**Reading passage:**
..............................
Reischauer was a Japan expert as he was born as the second son of an American missionary in Tokyo and majored and taught Japanese history at Harvard University. He is remembered as an ambassador who loved Japan most and is most respected by Japan. He also has a relationship with Korea because he proposed McCune-Reischauer Romanization for Korean in 1939.

Japan had 40 U.S. ambassadors ranging from Townsend Harris in 1859 to today’s John Roos. The first 12 ambassadors were ministers resident and ministers extraordinary and plenipotentiary. The position was promoted to ambassadors extraordinary and plenipotentiary in 1906, as they are today. Washington tends to send bigwigs to Japan as an ambassador. It is partly because of the importance of the U.S.-Japan alliance but many candidates want the position because they long for Japanese culture. U.S. ambassadors to Japan include many celebrities such as George Douglas MacArthur II, the cousin of General MacArthur, former Vice President Walter Mondale, former House Speaker Tom Foley, former Senate Speaker Mike Mansfield and Howard Baker, and Robert Ingersoll, a millionaire businessman.

It is a news that Caroline Kennedy, 55, former President John F. Kennedy’s eldest daughter, has been nominated as the U.S. ambassador to Japan. She has been to Japan only for her honeymoon in 1986 but Japan seems to welcome her as a superstar. Some criticize that a diplomat with little knowledge about Japan took the important position. But she seems to be already successful enough with the halo effect of her father and being the first female U.S. ambassador to Japan.
..............................
**Exercise tasks:**
A - In the passage on U.S. ambassadors to Japan, in what year was the position promoted to ambassador extraordinary and plenipotentiary?
B - Retype the part of the passage on U.S. ambassadors to Japan that opens with the words containing "Japan had 40" and closes with "a millionaire businessman.".
..............................
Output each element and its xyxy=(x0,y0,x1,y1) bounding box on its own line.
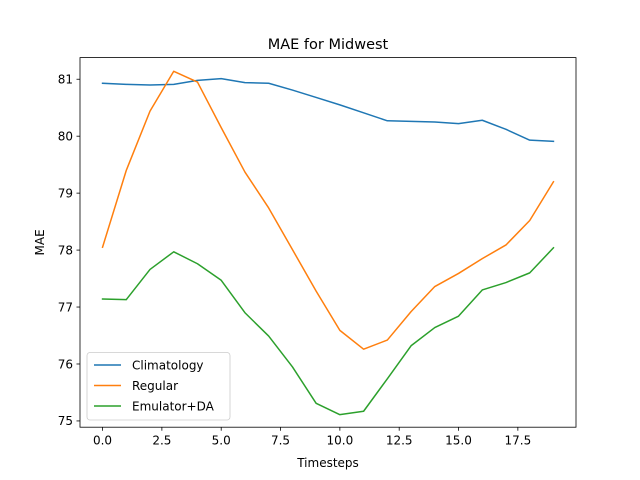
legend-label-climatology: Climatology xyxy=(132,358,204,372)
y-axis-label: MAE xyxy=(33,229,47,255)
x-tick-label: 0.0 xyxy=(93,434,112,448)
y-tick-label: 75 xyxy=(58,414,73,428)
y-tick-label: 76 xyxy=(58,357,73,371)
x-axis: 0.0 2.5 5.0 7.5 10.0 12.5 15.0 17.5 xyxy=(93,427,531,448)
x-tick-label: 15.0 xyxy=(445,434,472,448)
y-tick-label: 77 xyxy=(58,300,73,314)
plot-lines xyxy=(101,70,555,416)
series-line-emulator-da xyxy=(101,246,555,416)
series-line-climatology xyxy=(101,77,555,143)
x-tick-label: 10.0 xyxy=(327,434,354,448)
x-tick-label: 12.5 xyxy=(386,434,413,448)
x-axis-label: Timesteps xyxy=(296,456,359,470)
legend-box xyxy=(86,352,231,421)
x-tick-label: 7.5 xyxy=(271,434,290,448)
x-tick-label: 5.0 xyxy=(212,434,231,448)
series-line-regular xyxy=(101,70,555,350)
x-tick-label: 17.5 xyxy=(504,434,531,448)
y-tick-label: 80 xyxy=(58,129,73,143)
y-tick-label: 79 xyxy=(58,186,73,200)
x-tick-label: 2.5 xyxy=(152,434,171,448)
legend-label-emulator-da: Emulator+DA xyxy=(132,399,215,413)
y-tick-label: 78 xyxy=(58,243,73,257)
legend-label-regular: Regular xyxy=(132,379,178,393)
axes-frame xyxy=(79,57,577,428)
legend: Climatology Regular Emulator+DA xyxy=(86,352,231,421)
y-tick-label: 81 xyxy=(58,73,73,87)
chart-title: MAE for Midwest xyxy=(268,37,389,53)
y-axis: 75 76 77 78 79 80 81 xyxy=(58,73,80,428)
..............................
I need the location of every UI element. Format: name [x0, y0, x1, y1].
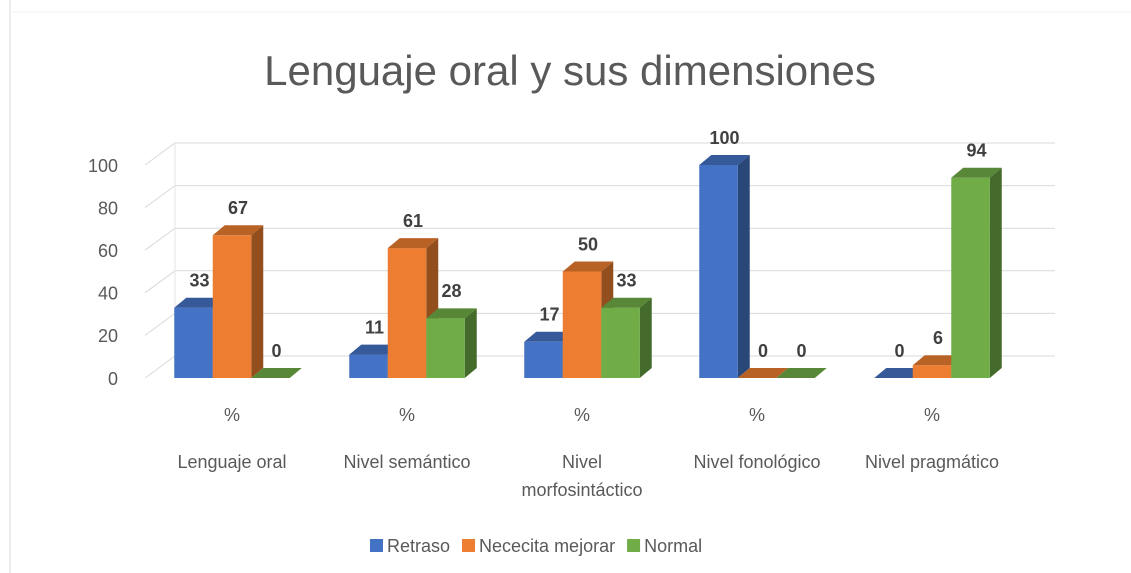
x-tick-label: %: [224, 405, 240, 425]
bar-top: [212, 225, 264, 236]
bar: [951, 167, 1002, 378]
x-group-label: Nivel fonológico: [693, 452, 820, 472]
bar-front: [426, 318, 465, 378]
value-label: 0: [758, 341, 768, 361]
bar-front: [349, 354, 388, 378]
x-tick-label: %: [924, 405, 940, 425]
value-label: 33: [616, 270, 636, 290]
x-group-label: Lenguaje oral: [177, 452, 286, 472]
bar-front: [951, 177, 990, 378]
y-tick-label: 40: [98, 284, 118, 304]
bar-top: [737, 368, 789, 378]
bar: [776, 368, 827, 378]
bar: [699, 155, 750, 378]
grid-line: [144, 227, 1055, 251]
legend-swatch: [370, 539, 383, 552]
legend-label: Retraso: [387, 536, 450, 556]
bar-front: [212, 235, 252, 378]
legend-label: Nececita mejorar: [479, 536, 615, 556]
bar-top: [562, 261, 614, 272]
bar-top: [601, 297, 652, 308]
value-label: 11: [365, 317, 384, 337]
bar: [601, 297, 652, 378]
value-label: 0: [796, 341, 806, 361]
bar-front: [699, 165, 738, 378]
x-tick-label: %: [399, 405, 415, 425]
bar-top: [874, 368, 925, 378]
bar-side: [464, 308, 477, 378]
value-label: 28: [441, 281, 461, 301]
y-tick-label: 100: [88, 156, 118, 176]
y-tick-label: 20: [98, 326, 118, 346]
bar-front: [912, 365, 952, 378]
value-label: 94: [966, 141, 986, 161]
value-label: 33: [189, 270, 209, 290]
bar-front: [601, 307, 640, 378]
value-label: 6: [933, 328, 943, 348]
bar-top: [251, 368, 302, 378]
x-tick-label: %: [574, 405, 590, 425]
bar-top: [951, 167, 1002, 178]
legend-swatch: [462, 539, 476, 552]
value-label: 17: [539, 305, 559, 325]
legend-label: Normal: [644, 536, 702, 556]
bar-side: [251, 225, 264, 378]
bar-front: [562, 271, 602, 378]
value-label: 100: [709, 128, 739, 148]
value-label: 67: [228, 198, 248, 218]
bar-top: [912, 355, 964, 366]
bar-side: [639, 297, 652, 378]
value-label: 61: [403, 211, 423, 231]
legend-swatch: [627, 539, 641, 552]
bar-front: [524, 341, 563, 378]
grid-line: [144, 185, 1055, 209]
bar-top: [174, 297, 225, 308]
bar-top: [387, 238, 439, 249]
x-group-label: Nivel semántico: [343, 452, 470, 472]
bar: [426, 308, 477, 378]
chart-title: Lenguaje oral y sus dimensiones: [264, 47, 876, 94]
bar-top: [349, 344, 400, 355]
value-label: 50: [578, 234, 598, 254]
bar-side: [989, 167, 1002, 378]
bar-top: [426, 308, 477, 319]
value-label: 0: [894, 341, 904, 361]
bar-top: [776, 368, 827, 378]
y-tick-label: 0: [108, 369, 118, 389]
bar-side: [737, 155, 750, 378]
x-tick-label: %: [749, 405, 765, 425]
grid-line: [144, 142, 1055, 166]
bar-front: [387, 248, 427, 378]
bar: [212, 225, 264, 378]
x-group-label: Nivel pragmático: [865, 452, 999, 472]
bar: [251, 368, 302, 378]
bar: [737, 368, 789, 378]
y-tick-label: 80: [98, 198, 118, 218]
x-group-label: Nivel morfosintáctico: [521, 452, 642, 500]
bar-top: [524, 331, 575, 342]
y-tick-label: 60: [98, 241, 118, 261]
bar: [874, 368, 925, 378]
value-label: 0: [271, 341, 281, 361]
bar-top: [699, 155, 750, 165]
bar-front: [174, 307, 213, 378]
..............................
**Task-by-task answers:**
A - 1906

B -
Japan had 40 U.S. ambassadors ranging from Townsend Harris in 1859 to today’s John Roos. The first 12 ambassadors were ministers resident and ministers extraordinary and plenipotentiary. The position was promoted to ambassadors extraordinary and plenipotentiary in 1906, as they are today. Washington tends to send bigwigs to Japan as an ambassador. It is partly because of the importance of the U.S.-Japan alliance but many candidates want the position because they long for Japanese culture. U.S. ambassadors to Japan include many celebrities such as George Douglas MacArthur II, the cousin of General MacArthur, former Vice President Walter Mondale, former House Speaker Tom Foley, former Senate Speaker Mike Mansfield and Howard Baker, and Robert Ingersoll, a millionaire businessman.